### [Task instructions]
Only the number is wanted: count the lines that contain "JSON".

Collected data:

--------------------------------------------------

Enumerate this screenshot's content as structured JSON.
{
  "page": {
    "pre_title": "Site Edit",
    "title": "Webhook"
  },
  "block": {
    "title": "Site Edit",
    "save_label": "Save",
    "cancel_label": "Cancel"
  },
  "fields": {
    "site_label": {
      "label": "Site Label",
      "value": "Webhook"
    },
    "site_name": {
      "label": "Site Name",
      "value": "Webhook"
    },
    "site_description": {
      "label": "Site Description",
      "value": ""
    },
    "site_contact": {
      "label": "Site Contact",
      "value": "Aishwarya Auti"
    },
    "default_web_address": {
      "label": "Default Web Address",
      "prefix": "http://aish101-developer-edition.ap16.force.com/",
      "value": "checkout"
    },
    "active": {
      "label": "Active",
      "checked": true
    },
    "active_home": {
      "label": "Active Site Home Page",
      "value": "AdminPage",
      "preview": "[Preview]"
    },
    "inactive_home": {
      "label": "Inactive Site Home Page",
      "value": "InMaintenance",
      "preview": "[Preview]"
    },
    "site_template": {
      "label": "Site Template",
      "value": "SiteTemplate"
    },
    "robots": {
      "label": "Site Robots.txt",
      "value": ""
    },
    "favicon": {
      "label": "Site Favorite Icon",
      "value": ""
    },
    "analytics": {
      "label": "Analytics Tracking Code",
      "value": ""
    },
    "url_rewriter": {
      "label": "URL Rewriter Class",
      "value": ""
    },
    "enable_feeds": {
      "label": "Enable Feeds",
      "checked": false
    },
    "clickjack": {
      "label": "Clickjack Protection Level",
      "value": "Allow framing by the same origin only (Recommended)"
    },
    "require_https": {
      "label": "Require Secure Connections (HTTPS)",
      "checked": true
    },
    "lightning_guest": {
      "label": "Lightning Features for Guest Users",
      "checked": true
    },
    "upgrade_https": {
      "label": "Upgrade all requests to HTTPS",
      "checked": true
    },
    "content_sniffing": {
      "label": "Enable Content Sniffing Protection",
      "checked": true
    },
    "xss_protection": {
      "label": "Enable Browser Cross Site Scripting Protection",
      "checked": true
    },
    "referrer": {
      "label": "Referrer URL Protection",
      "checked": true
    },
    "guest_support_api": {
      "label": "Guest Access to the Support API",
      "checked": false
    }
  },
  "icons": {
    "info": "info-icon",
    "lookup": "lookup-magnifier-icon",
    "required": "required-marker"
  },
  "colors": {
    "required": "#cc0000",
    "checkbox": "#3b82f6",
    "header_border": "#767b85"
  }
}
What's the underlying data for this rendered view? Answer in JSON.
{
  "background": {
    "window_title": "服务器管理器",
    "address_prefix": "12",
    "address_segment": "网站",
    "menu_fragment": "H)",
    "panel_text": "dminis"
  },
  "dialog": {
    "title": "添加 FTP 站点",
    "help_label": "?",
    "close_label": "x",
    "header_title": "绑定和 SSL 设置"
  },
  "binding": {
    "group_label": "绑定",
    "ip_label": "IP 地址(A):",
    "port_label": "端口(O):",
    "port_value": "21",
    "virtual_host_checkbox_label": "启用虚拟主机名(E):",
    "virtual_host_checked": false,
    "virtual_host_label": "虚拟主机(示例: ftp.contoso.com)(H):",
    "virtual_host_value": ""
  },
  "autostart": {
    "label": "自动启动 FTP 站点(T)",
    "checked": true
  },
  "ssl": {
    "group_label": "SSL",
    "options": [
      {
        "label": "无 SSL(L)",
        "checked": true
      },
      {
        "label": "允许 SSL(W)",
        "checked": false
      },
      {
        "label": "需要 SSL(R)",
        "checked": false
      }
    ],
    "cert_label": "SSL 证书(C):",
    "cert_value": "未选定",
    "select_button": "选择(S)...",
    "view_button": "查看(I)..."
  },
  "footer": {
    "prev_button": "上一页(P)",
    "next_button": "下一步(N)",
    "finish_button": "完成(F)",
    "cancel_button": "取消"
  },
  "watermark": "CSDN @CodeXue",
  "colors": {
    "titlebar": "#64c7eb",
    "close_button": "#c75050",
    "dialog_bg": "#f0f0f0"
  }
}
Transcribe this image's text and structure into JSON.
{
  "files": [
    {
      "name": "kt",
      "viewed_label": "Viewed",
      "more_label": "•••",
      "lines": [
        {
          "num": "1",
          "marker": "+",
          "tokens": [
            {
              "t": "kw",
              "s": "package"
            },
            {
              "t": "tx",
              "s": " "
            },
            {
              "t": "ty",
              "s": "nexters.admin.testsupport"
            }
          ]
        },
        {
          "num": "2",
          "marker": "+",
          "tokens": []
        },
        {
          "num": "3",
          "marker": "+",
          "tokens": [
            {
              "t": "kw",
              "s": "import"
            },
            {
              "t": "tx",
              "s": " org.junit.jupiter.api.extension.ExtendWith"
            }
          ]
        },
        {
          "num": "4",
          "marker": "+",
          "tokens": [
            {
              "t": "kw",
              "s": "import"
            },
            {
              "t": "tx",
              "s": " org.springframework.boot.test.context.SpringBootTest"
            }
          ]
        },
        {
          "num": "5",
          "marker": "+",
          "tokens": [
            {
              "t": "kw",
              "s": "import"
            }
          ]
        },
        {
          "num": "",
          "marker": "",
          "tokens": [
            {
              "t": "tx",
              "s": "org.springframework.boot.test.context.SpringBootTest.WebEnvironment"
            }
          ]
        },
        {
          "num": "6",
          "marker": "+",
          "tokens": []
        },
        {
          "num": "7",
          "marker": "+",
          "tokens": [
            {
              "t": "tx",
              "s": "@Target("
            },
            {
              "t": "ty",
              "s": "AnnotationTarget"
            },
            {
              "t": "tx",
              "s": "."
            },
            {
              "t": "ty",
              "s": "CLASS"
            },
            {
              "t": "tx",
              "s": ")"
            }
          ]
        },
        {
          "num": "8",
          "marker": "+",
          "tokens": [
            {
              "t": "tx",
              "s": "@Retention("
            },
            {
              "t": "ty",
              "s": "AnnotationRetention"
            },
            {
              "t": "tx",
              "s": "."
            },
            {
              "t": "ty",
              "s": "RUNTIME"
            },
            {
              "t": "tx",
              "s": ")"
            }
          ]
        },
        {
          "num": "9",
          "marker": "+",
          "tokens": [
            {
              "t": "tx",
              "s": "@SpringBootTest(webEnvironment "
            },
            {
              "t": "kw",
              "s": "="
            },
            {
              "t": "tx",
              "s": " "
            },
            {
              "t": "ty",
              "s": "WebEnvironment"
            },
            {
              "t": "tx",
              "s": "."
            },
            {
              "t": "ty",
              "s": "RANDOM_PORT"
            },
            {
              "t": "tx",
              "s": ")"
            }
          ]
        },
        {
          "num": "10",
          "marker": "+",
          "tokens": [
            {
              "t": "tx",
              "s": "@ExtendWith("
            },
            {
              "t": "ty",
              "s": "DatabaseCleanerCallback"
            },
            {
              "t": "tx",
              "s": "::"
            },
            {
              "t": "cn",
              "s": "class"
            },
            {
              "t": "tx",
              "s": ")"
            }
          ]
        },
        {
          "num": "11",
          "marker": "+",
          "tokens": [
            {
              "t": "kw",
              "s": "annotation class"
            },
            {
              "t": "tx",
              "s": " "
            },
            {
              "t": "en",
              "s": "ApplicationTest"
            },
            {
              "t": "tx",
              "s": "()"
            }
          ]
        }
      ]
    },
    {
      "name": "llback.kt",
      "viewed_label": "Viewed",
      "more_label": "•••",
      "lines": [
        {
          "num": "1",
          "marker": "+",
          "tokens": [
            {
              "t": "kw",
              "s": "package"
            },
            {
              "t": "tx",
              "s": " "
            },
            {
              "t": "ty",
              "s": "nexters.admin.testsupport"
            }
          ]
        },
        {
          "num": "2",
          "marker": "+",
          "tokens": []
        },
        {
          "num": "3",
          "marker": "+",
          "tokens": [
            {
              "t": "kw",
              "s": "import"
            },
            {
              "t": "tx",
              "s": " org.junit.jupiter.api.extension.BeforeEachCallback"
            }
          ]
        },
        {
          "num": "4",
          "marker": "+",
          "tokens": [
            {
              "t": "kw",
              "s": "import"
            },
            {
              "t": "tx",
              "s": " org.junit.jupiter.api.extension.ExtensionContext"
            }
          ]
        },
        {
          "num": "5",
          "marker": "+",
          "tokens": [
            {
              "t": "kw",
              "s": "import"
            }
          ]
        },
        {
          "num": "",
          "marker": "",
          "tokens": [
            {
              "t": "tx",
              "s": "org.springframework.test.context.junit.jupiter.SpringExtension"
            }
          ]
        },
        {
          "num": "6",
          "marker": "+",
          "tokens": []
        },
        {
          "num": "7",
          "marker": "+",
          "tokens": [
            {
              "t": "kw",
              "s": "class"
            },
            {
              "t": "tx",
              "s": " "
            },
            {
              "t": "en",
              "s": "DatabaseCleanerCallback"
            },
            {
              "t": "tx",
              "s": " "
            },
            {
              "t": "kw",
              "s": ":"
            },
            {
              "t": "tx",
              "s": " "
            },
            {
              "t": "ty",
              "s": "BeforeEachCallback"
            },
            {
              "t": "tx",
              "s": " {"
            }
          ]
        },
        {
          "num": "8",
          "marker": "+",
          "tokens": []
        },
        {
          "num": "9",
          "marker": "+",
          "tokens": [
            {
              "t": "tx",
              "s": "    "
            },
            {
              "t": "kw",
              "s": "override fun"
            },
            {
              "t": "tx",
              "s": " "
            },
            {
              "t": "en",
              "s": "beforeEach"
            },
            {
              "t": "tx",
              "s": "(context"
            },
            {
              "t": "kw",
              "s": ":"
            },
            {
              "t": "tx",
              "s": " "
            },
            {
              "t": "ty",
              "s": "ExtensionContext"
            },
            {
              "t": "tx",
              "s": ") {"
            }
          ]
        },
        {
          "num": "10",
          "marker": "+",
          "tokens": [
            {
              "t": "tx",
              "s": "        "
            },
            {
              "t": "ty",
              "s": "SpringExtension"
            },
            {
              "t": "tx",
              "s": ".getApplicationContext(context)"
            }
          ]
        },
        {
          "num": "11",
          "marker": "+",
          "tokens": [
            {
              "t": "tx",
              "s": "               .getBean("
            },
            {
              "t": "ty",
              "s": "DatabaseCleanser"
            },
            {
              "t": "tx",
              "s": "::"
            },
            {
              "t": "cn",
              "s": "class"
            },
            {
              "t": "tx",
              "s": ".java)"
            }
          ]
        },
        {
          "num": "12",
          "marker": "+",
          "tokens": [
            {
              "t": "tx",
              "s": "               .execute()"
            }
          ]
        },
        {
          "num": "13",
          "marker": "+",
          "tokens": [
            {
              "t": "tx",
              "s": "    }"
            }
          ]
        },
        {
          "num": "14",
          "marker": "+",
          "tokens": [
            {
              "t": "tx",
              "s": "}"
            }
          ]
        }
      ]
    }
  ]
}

--------------------------------------------------

### [Solution to the problem]
3